● **WHAT IS REQUIRED**
Determine the number of lines where "szervezett" occurs and reply with that number by itself.
>>>>>
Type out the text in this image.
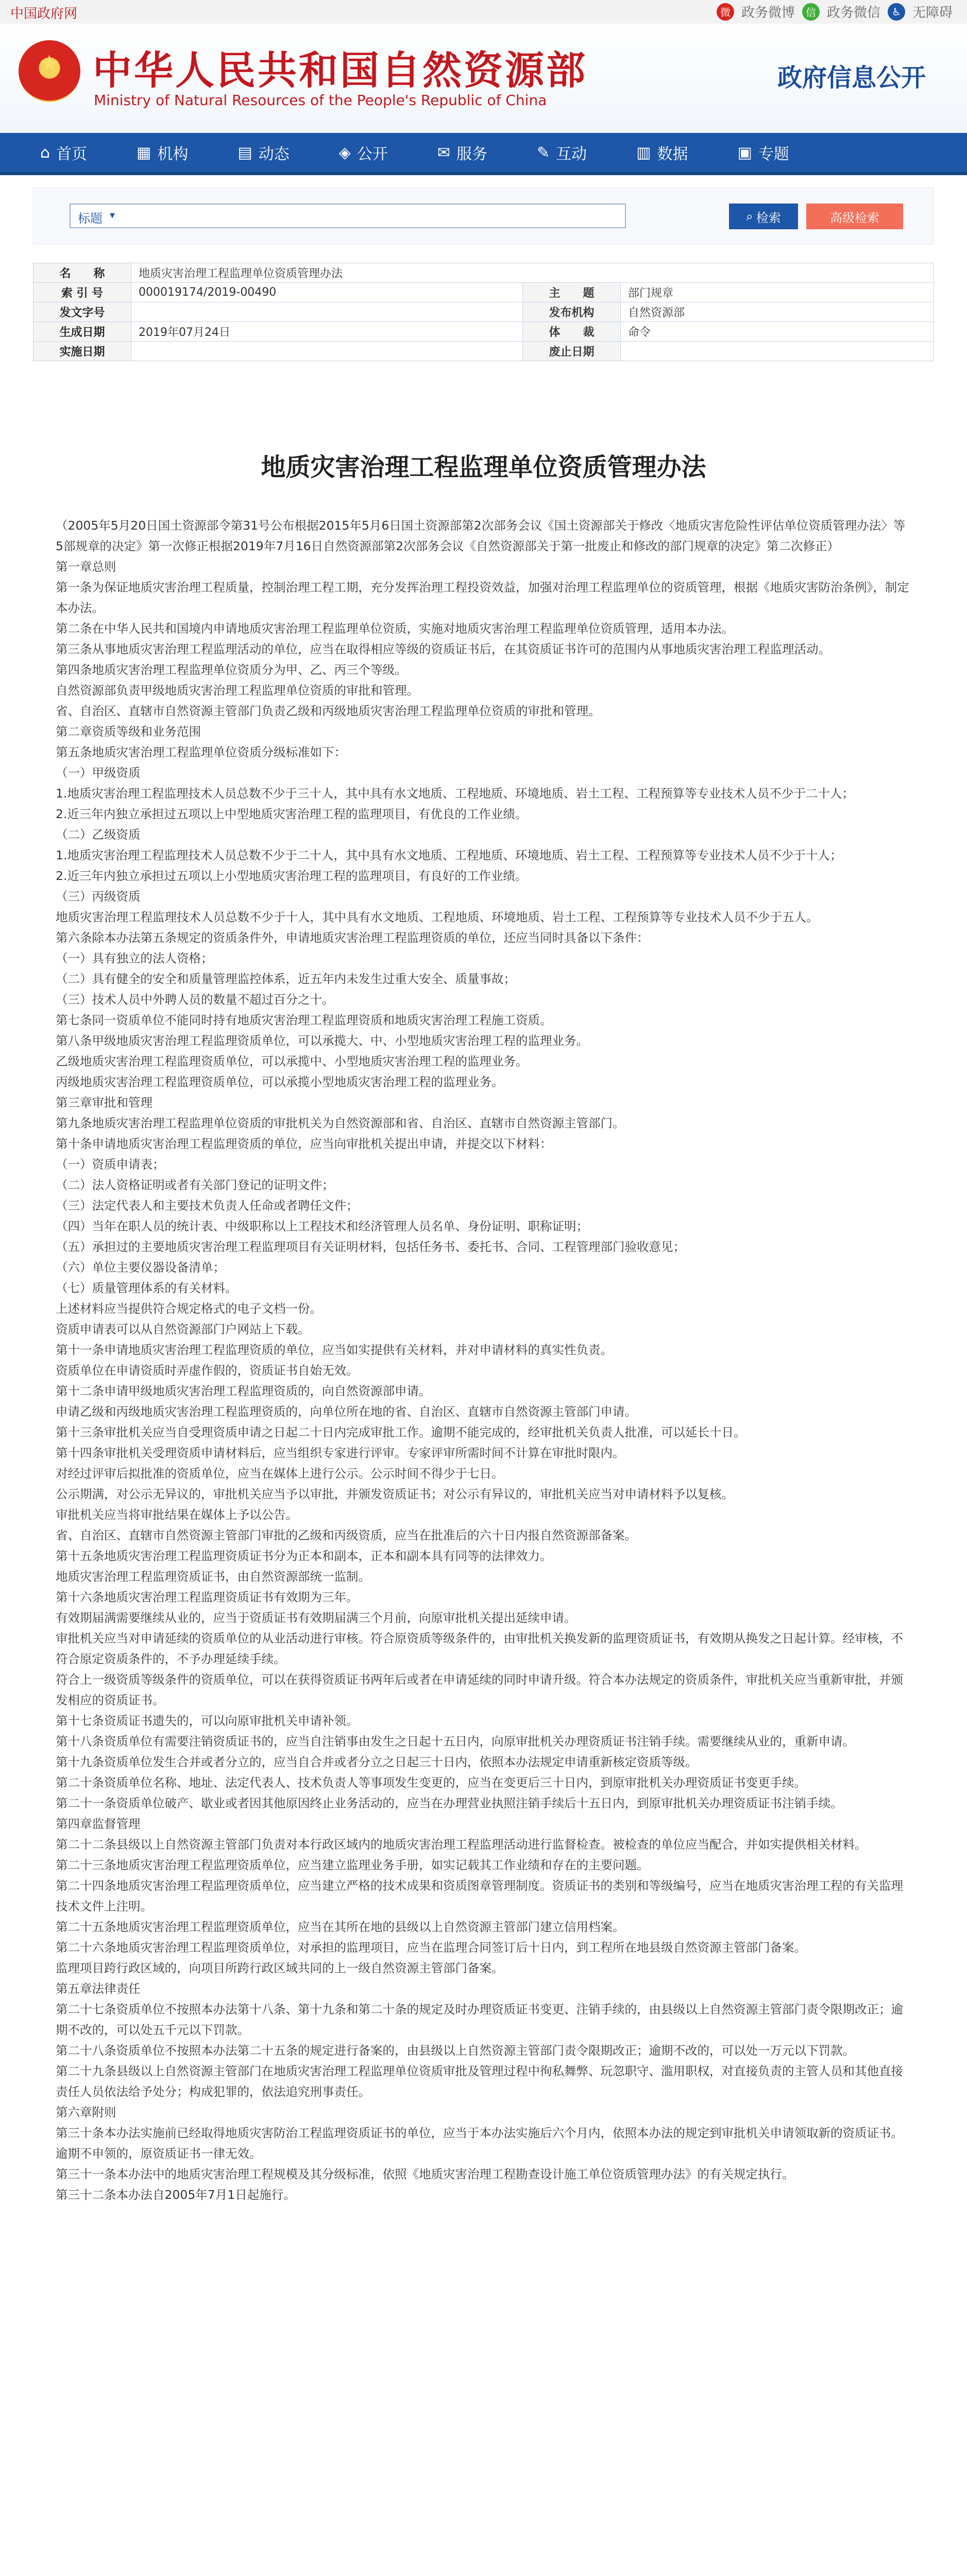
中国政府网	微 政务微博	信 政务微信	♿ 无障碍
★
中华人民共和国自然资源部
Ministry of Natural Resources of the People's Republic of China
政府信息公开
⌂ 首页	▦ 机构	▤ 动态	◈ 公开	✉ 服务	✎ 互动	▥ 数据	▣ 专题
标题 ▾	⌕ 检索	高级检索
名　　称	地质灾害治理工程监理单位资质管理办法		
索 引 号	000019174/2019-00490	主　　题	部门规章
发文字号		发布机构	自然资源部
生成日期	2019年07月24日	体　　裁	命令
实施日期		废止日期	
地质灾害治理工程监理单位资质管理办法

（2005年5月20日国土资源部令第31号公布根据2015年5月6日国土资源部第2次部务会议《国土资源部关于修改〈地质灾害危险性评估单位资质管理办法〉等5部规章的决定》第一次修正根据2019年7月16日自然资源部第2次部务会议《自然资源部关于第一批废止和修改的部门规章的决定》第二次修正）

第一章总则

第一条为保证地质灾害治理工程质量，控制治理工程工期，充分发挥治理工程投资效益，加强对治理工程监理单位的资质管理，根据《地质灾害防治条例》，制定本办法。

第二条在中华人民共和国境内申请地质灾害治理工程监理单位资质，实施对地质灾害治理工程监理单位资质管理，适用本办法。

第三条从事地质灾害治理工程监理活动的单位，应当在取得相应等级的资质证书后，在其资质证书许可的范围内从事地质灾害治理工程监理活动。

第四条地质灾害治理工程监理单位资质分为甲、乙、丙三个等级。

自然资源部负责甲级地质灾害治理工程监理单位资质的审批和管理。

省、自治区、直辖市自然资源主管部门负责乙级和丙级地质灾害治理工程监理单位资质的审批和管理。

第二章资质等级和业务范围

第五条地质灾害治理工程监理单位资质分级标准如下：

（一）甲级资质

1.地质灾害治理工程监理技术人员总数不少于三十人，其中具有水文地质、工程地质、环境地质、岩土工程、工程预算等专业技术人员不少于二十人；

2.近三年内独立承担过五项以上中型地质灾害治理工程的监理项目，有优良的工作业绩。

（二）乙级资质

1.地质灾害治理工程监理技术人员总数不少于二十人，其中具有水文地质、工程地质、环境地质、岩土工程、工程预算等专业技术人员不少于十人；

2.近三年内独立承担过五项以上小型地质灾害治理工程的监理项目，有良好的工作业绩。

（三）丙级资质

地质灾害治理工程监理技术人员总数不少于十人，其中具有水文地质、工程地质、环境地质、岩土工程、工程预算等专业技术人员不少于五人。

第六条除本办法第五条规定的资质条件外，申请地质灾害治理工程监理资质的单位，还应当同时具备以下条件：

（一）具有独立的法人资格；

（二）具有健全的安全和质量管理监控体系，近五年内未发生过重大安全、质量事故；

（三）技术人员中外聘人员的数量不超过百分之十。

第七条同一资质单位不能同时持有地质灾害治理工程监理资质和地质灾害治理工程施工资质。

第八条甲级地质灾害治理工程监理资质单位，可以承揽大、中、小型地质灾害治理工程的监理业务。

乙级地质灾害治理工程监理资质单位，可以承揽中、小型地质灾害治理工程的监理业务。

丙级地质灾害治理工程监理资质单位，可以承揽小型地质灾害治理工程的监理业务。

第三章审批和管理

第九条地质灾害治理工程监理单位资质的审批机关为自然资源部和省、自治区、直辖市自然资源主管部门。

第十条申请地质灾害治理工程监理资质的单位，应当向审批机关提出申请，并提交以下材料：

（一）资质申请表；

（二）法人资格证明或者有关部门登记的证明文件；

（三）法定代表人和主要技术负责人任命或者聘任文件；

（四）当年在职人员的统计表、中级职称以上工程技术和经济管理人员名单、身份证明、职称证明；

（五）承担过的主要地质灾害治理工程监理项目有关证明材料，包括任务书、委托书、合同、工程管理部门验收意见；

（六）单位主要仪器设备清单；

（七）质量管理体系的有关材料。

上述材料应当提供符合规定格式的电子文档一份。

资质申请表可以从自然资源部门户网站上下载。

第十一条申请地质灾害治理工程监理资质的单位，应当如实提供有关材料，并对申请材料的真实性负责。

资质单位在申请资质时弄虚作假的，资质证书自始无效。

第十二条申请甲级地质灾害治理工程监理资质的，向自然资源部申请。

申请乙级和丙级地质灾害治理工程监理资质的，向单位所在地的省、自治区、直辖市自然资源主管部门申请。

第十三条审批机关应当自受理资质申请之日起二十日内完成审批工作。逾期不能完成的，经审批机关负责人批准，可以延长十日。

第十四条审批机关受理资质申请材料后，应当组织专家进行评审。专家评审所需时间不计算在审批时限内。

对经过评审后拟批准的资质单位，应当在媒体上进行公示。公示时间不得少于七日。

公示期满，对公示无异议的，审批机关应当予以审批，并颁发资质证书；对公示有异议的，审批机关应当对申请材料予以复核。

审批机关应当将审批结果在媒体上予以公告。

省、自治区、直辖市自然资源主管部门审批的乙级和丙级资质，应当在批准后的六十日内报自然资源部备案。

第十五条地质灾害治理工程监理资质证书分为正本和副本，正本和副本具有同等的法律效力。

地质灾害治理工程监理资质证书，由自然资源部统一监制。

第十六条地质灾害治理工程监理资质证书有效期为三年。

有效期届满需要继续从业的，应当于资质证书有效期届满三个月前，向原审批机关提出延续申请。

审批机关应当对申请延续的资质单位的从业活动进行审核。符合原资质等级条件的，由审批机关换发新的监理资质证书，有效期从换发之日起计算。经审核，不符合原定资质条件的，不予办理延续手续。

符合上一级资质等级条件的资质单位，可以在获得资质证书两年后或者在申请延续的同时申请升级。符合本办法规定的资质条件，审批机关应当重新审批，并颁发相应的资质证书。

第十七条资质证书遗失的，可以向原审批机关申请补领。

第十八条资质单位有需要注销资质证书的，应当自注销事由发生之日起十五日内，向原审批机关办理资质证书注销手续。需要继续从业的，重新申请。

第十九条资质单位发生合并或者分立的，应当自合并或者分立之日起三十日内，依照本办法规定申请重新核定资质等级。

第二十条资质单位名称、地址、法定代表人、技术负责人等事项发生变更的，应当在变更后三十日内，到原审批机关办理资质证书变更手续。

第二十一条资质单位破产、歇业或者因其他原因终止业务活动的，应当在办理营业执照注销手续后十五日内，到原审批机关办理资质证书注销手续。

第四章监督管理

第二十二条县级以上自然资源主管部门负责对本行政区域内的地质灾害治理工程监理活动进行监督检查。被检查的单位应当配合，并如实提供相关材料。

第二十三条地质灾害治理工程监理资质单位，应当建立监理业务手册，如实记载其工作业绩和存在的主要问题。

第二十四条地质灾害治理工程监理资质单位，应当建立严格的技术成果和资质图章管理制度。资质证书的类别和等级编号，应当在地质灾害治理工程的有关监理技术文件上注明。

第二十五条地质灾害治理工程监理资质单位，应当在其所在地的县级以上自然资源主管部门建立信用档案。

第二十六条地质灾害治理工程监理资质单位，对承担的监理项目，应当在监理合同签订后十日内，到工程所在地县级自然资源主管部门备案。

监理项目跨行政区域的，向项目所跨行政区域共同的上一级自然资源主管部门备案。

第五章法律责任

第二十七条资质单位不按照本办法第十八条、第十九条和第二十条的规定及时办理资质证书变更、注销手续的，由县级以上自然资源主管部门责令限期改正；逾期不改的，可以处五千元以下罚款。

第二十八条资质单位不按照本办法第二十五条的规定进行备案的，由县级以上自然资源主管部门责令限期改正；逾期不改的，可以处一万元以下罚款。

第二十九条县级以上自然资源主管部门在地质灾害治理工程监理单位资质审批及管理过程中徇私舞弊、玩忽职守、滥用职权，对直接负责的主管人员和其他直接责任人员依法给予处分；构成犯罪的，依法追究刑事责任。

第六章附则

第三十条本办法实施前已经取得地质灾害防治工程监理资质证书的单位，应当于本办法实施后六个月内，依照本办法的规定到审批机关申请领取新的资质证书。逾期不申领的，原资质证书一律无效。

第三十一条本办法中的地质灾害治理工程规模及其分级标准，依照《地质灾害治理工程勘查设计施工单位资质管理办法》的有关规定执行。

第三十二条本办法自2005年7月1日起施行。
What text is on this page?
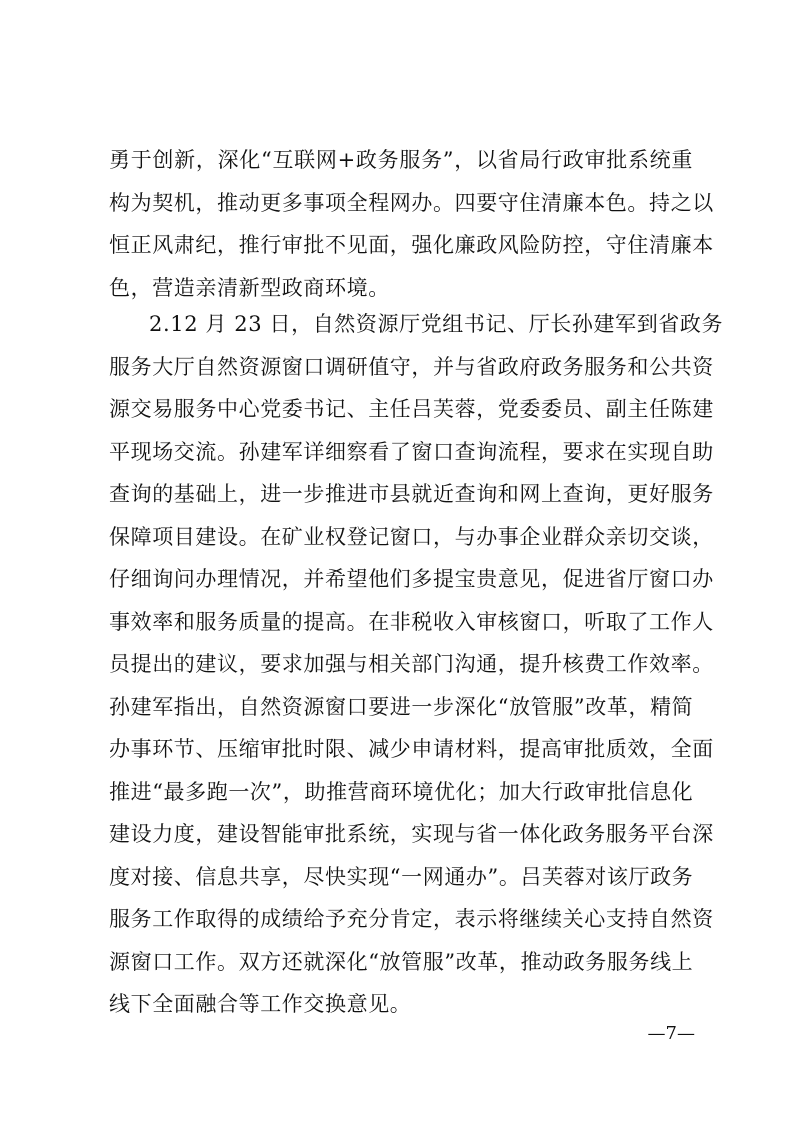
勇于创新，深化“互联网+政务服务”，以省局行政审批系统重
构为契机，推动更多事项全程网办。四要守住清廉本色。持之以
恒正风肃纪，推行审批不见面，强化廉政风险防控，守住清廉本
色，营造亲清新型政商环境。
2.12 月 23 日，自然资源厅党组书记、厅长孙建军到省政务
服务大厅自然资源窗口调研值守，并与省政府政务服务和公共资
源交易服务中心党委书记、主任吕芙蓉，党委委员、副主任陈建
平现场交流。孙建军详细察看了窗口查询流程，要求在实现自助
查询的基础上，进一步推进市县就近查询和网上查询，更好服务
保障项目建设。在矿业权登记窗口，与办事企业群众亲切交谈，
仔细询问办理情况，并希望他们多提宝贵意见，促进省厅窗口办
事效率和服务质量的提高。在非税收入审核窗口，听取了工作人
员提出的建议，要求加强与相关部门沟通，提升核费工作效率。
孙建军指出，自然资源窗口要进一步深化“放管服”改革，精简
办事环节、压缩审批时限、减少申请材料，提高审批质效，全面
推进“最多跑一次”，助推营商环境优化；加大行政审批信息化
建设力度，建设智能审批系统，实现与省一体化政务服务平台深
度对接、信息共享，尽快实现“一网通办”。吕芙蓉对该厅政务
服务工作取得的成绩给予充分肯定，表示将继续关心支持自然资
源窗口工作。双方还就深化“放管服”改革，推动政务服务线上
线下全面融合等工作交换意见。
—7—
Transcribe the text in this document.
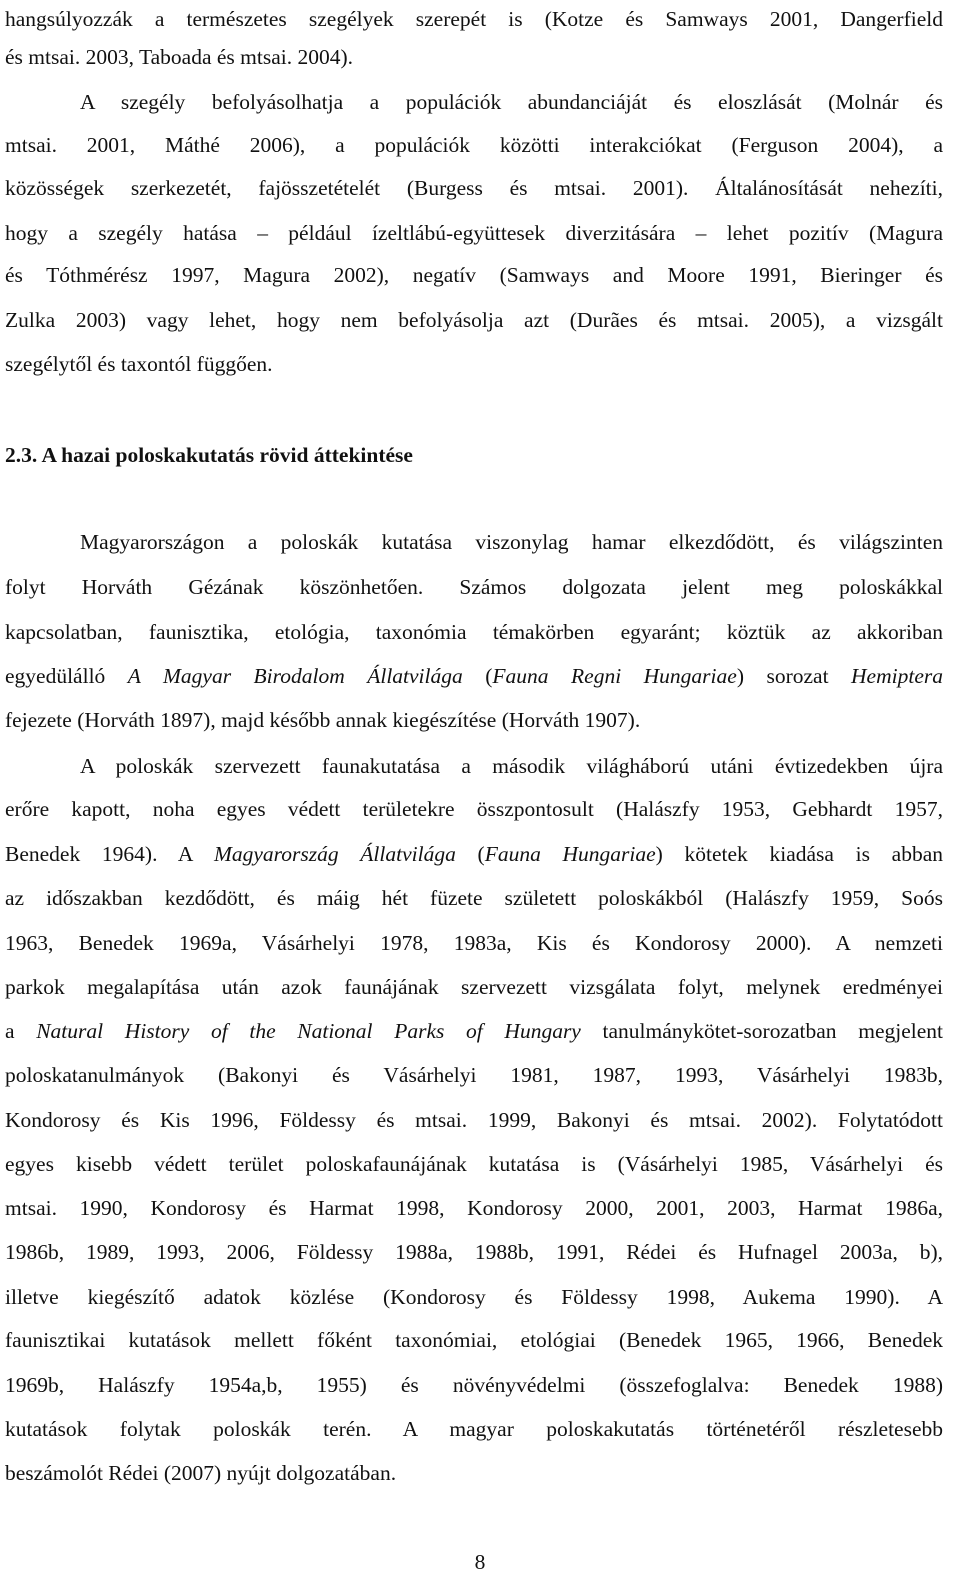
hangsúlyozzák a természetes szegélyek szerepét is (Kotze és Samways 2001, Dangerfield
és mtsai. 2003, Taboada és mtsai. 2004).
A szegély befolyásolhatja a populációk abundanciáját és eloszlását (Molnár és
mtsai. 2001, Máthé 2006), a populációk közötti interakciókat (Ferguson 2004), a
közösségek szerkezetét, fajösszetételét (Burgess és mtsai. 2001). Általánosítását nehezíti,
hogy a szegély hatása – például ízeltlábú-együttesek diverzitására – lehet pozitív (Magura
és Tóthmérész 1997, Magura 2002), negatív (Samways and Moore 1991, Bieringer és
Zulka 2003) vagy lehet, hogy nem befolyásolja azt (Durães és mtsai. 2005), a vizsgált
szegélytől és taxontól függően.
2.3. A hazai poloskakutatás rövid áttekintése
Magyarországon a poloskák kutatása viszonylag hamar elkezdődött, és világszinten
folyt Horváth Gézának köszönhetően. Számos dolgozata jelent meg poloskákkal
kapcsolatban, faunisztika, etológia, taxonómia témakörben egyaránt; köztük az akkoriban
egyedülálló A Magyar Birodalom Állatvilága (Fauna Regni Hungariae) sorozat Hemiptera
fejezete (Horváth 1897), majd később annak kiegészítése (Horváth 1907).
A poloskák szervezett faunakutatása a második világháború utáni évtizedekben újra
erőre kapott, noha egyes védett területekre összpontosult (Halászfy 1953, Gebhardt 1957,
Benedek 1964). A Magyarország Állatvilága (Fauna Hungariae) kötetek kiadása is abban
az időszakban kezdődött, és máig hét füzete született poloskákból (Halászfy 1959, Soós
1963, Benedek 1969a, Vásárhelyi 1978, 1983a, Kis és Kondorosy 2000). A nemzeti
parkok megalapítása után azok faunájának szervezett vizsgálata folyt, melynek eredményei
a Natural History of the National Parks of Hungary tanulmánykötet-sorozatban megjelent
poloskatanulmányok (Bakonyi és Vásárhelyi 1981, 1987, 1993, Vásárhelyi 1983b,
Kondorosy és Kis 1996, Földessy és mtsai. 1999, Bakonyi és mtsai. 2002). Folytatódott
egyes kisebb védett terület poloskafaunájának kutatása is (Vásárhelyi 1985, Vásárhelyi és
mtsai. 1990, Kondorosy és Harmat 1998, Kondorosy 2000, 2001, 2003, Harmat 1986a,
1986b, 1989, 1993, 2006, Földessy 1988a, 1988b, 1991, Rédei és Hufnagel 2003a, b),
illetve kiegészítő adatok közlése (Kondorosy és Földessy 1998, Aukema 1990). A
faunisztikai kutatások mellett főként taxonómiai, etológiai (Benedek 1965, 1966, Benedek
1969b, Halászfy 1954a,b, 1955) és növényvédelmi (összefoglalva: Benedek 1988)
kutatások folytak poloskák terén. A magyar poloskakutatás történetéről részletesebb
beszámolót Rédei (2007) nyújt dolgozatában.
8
<<<<<
● **EXERCISE SOLUTION**
2